■ **What the task asks**: Spot each line in the records below where the word "便民服务中心采暖改造" occurs, then copy it.

■ **Task input**:
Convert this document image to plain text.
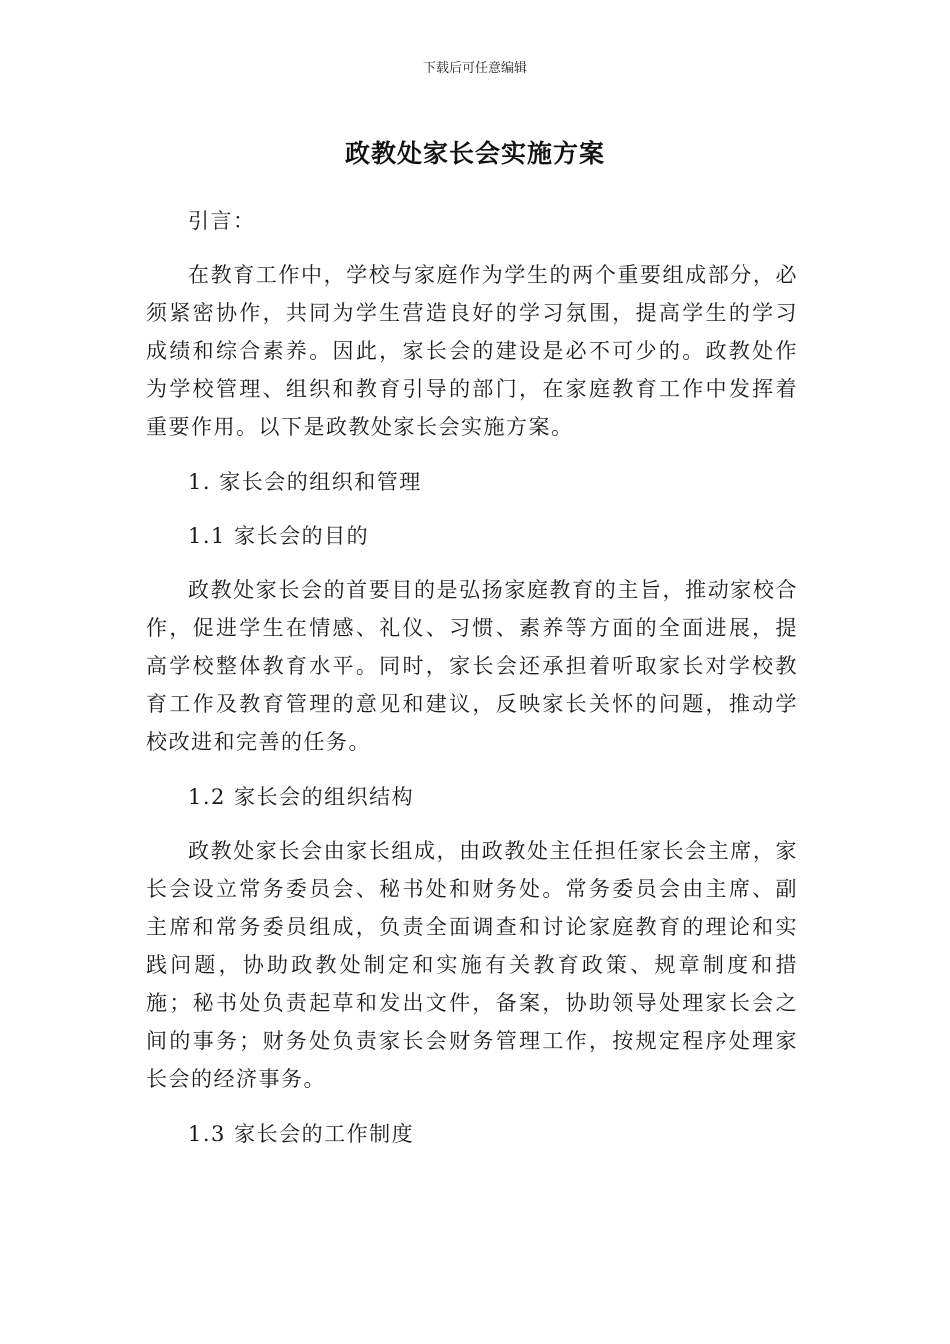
下载后可任意编辑
政教处家长会实施方案

引言：

在教育工作中，学校与家庭作为学生的两个重要组成部分，必须紧密协作，共同为学生营造良好的学习氛围，提高学生的学习成绩和综合素养。因此，家长会的建设是必不可少的。政教处作为学校管理、组织和教育引导的部门，在家庭教育工作中发挥着重要作用。以下是政教处家长会实施方案。

1. 家长会的组织和管理

1.1 家长会的目的

政教处家长会的首要目的是弘扬家庭教育的主旨，推动家校合作，促进学生在情感、礼仪、习惯、素养等方面的全面进展，提高学校整体教育水平。同时，家长会还承担着听取家长对学校教育工作及教育管理的意见和建议，反映家长关怀的问题，推动学校改进和完善的任务。

1.2 家长会的组织结构

政教处家长会由家长组成，由政教处主任担任家长会主席，家长会设立常务委员会、秘书处和财务处。常务委员会由主席、副主席和常务委员组成，负责全面调查和讨论家庭教育的理论和实践问题，协助政教处制定和实施有关教育政策、规章制度和措施；秘书处负责起草和发出文件，备案，协助领导处理家长会之间的事务；财务处负责家长会财务管理工作，按规定程序处理家长会的经济事务。

1.3 家长会的工作制度
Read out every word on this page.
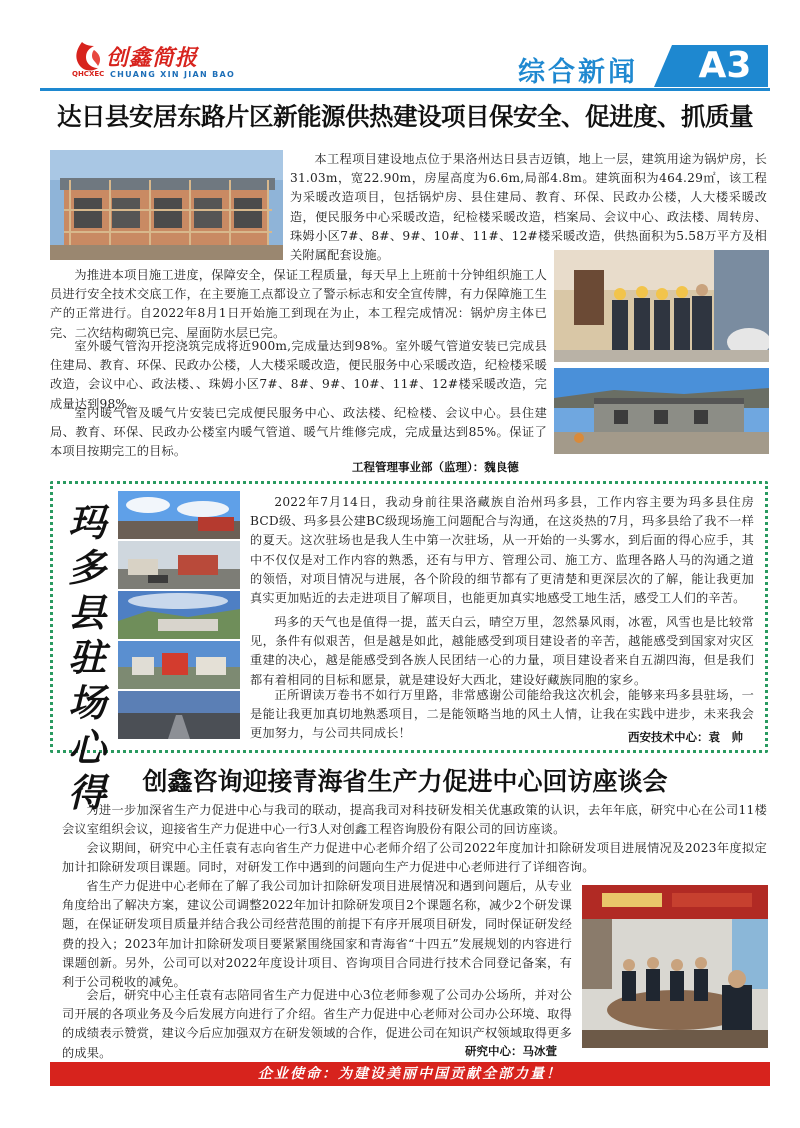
创鑫简报
QHCXEC CHUANG XIN JIAN BAO	综合新闻	A3
达日县安居东路片区新能源供热建设项目保安全、促进度、抓质量

本工程项目建设地点位于果洛州达日县吉迈镇，地上一层，建筑用途为锅炉房，长31.03m，宽22.90m，房屋高度为6.6m,局部4.8m。建筑面积为464.29㎡，该工程为采暖改造项目，包括锅炉房、县住建局、教育、环保、民政办公楼，人大楼采暖改造，便民服务中心采暖改造，纪检楼采暖改造，档案局、会议中心、政法楼、周转房、珠姆小区7#、8#、9#、10#、11#、12#楼采暖改造，供热面积为5.58万平方及相关附属配套设施。

为推进本项目施工进度，保障安全，保证工程质量，每天早上上班前十分钟组织施工人员进行安全技术交底工作，在主要施工点都设立了警示标志和安全宣传牌，有力保障施工生产的正常进行。自2022年8月1日开始施工到现在为止，本工程完成情况：锅炉房主体已完、二次结构砌筑已完、屋面防水层已完。

室外暖气管沟开挖浇筑完成将近900m,完成量达到98%。室外暖气管道安装已完成县住建局、教育、环保、民政办公楼，人大楼采暖改造，便民服务中心采暖改造，纪检楼采暖改造，会议中心、政法楼、、珠姆小区7#、8#、9#、10#、11#、12#楼采暖改造，完成量达到98%。

室内暖气管及暖气片安装已完成便民服务中心、政法楼、纪检楼、会议中心。县住建局、教育、环保、民政办公楼室内暖气管道、暖气片维修完成，完成量达到85%。保证了本项目按期完工的目标。

工程管理事业部（监理）：魏良德
玛
多
县
驻
场
心
得

2022年7月14日，我动身前往果洛藏族自治州玛多县，工作内容主要为玛多县住房BCD级、玛多县公建BC级现场施工问题配合与沟通，在这炎热的7月，玛多县给了我不一样的夏天。这次驻场也是我人生中第一次驻场，从一开始的一头雾水，到后面的得心应手，其中不仅仅是对工作内容的熟悉，还有与甲方、管理公司、施工方、监理各路人马的沟通之道的领悟，对项目情况与进展，各个阶段的细节都有了更清楚和更深层次的了解，能让我更加真实更加贴近的去走进项目了解项目，也能更加真实地感受工地生活，感受工人们的辛苦。

玛多的天气也是值得一提，蓝天白云，晴空万里，忽然暴风雨，冰雹，风雪也是比较常见，条件有似艰苦，但是越是如此，越能感受到项目建设者的辛苦，越能感受到国家对灾区重建的决心，越是能感受到各族人民团结一心的力量，项目建设者来自五湖四海，但是我们都有着相同的目标和愿景，就是建设好大西北，建设好藏族同胞的家乡。

正所谓读万卷书不如行万里路，非常感谢公司能给我这次机会，能够来玛多县驻场，一是能让我更加真切地熟悉项目，二是能领略当地的风土人情，让我在实践中进步，未来我会更加努力，与公司共同成长！	西安技术中心：袁　帅
创鑫咨询迎接青海省生产力促进中心回访座谈会

为进一步加深省生产力促进中心与我司的联动，提高我司对科技研发相关优惠政策的认识，去年年底，研究中心在公司11楼会议室组织会议，迎接省生产力促进中心一行3人对创鑫工程咨询股份有限公司的回访座谈。

会议期间，研究中心主任袁有志向省生产力促进中心老师介绍了公司2022年度加计扣除研发项目进展情况及2023年度拟定加计扣除研发项目课题。同时，对研发工作中遇到的问题向生产力促进中心老师进行了详细咨询。

省生产力促进中心老师在了解了我公司加计扣除研发项目进展情况和遇到问题后，从专业角度给出了解决方案，建议公司调整2022年加计扣除研发项目2个课题名称，减少2个研发课题，在保证研发项目质量并结合我公司经营范围的前提下有序开展项目研发，同时保证研发经费的投入；2023年加计扣除研发项目要紧紧围绕国家和青海省“十四五”发展规划的内容进行课题创新。另外，公司可以对2022年度设计项目、咨询项目合同进行技术合同登记备案，有利于公司税收的减免。

会后，研究中心主任袁有志陪同省生产力促进中心3位老师参观了公司办公场所，并对公司开展的各项业务及今后发展方向进行了介绍。省生产力促进中心老师对公司办公环境、取得的成绩表示赞赏，建议今后应加强双方在研发领域的合作，促进公司在知识产权领域取得更多的成果。	研究中心：马冰萱
企业使命：为建设美丽中国贡献全部力量！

■ **Result of this exercise**:
本工程项目建设地点位于果洛州达日县吉迈镇，地上一层，建筑用途为锅炉房，长31.03m，宽22.90m，房屋高度为6.6m,局部4.8m。建筑面积为464.29㎡，该工程为采暖改造项目，包括锅炉房、县住建局、教育、环保、民政办公楼，人大楼采暖改造，便民服务中心采暖改造，纪检楼采暖改造，档案局、会议中心、政法楼、周转房、珠姆小区7#、8#、9#、10#、11#、12#楼采暖改造，供热面积为5.58万平方及相关附属配套设施。
室外暖气管沟开挖浇筑完成将近900m,完成量达到98%。室外暖气管道安装已完成县住建局、教育、环保、民政办公楼，人大楼采暖改造，便民服务中心采暖改造，纪检楼采暖改造，会议中心、政法楼、、珠姆小区7#、8#、9#、10#、11#、12#楼采暖改造，完成量达到98%。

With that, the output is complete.